--- Start of TASK DATA ---

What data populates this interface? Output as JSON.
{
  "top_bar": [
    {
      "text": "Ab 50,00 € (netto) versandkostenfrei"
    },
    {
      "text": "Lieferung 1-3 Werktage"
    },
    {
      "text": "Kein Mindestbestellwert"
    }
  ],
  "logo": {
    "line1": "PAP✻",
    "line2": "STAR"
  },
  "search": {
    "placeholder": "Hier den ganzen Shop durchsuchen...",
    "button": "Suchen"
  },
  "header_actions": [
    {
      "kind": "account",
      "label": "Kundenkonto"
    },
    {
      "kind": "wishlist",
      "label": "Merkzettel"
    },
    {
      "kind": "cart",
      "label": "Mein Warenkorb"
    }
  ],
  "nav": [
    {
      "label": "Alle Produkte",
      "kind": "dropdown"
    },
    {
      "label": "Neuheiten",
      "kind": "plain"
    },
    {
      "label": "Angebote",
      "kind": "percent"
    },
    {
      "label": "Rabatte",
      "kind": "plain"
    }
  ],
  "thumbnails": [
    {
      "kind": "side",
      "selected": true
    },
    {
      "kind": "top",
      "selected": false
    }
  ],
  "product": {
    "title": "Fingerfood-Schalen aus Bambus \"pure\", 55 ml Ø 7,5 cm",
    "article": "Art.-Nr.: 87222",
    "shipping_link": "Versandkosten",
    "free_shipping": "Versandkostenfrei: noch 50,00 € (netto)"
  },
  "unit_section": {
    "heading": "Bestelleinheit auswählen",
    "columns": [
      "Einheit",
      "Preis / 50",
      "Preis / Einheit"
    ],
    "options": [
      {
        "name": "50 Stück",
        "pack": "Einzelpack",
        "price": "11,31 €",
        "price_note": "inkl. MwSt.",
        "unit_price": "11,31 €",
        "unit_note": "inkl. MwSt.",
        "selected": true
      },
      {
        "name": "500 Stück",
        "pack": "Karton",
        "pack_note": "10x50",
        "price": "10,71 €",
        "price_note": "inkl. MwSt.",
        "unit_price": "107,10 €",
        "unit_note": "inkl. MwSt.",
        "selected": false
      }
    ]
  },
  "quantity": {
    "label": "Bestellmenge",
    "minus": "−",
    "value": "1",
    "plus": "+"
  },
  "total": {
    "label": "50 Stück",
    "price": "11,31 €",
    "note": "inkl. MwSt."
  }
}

--- End of TASK DATA ---

THE REQUEST:
Write the complete data out, exactly as above.

ANSWER FOR THE TASK:
What data populates this interface? Output as JSON.
{
  "top_bar": [
    {
      "text": "Ab 50,00 € (netto) versandkostenfrei"
    },
    {
      "text": "Lieferung 1-3 Werktage"
    },
    {
      "text": "Kein Mindestbestellwert"
    }
  ],
  "logo": {
    "line1": "PAP✻",
    "line2": "STAR"
  },
  "search": {
    "placeholder": "Hier den ganzen Shop durchsuchen...",
    "button": "Suchen"
  },
  "header_actions": [
    {
      "kind": "account",
      "label": "Kundenkonto"
    },
    {
      "kind": "wishlist",
      "label": "Merkzettel"
    },
    {
      "kind": "cart",
      "label": "Mein Warenkorb"
    }
  ],
  "nav": [
    {
      "label": "Alle Produkte",
      "kind": "dropdown"
    },
    {
      "label": "Neuheiten",
      "kind": "plain"
    },
    {
      "label": "Angebote",
      "kind": "percent"
    },
    {
      "label": "Rabatte",
      "kind": "plain"
    }
  ],
  "thumbnails": [
    {
      "kind": "side",
      "selected": true
    },
    {
      "kind": "top",
      "selected": false
    }
  ],
  "product": {
    "title": "Fingerfood-Schalen aus Bambus \"pure\", 55 ml Ø 7,5 cm",
    "article": "Art.-Nr.: 87222",
    "shipping_link": "Versandkosten",
    "free_shipping": "Versandkostenfrei: noch 50,00 € (netto)"
  },
  "unit_section": {
    "heading": "Bestelleinheit auswählen",
    "columns": [
      "Einheit",
      "Preis / 50",
      "Preis / Einheit"
    ],
    "options": [
      {
        "name": "50 Stück",
        "pack": "Einzelpack",
        "price": "11,31 €",
        "price_note": "inkl. MwSt.",
        "unit_price": "11,31 €",
        "unit_note": "inkl. MwSt.",
        "selected": true
      },
      {
        "name": "500 Stück",
        "pack": "Karton",
        "pack_note": "10x50",
        "price": "10,71 €",
        "price_note": "inkl. MwSt.",
        "unit_price": "107,10 €",
        "unit_note": "inkl. MwSt.",
        "selected": false
      }
    ]
  },
  "quantity": {
    "label": "Bestellmenge",
    "minus": "−",
    "value": "1",
    "plus": "+"
  },
  "total": {
    "label": "50 Stück",
    "price": "11,31 €",
    "note": "inkl. MwSt."
  }
}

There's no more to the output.